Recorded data
###

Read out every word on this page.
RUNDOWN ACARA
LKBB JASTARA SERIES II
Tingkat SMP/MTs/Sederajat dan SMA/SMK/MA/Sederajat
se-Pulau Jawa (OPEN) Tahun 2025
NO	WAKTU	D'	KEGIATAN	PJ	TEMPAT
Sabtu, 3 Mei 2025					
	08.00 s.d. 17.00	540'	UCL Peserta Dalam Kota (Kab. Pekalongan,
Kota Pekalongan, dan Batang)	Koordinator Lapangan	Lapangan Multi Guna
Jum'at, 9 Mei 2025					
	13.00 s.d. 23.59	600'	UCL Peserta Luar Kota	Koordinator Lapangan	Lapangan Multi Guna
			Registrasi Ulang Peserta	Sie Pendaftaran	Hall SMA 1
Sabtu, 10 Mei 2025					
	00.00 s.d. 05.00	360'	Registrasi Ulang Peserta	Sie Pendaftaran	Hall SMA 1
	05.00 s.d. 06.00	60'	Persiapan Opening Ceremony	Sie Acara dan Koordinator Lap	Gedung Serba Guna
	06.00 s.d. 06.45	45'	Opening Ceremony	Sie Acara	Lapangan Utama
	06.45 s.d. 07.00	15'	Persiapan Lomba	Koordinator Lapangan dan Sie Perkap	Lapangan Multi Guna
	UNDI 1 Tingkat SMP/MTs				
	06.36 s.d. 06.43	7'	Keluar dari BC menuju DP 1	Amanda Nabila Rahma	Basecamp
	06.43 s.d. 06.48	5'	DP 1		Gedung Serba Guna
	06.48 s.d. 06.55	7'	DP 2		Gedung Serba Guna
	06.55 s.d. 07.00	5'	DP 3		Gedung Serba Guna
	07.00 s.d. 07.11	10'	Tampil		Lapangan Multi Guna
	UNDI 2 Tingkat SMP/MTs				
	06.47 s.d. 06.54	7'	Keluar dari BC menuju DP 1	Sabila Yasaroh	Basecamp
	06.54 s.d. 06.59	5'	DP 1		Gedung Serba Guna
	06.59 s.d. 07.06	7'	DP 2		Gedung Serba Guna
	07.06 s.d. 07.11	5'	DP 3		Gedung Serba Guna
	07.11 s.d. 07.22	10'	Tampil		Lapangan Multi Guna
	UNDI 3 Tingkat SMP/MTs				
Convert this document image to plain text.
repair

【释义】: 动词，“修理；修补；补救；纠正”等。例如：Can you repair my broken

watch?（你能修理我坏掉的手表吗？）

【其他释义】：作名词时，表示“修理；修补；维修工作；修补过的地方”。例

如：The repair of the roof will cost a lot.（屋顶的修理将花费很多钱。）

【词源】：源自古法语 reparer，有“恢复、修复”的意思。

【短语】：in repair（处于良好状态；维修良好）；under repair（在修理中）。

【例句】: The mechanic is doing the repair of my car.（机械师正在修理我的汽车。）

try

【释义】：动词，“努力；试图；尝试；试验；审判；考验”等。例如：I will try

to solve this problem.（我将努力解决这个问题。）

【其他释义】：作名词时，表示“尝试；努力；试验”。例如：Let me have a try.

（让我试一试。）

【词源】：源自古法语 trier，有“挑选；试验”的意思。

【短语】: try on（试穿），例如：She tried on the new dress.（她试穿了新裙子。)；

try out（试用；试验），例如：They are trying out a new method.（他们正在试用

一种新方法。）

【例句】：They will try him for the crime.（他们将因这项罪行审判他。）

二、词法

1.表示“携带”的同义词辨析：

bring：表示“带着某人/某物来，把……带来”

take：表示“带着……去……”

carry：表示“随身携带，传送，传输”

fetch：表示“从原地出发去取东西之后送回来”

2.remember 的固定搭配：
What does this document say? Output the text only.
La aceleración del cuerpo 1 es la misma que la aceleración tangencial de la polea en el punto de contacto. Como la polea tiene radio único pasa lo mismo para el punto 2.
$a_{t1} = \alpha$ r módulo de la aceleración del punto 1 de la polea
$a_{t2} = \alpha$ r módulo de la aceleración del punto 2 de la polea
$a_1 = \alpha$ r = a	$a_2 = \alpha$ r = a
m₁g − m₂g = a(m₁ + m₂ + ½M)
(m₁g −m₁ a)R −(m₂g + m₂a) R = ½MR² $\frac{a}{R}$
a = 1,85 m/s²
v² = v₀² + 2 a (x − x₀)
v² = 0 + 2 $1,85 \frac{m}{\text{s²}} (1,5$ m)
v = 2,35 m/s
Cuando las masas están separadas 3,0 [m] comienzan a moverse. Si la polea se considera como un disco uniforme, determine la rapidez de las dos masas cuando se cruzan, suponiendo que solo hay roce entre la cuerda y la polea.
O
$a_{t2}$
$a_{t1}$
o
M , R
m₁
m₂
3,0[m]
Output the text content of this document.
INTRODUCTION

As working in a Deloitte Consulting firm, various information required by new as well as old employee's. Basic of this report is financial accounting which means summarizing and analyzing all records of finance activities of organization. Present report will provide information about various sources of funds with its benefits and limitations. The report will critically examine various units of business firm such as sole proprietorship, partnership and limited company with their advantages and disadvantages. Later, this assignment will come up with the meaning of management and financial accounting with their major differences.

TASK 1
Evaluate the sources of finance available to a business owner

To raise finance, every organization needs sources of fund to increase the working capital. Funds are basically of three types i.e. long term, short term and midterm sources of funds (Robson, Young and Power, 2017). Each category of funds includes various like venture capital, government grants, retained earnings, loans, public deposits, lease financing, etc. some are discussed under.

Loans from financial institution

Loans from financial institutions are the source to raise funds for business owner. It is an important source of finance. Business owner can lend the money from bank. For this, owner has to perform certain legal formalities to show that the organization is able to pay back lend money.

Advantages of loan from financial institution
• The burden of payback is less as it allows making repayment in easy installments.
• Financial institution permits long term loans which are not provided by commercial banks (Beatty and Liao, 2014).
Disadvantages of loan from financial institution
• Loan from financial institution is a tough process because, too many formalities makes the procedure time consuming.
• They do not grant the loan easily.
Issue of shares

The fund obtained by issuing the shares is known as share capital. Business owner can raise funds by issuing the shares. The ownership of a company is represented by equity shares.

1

###

### What to do:
Copy out every line of the data that includes "company".

### Result of the exercise:
As working in a Deloitte Consulting firm, various information required by new as well as old employee's. Basic of this report is financial accounting which means summarizing and analyzing all records of finance activities of organization. Present report will provide information about various sources of funds with its benefits and limitations. The report will critically examine various units of business firm such as sole proprietorship, partnership and limited company with their advantages and disadvantages. Later, this assignment will come up with the meaning of management and financial accounting with their major differences.
The fund obtained by issuing the shares is known as share capital. Business owner can raise funds by issuing the shares. The ownership of a company is represented by equity shares.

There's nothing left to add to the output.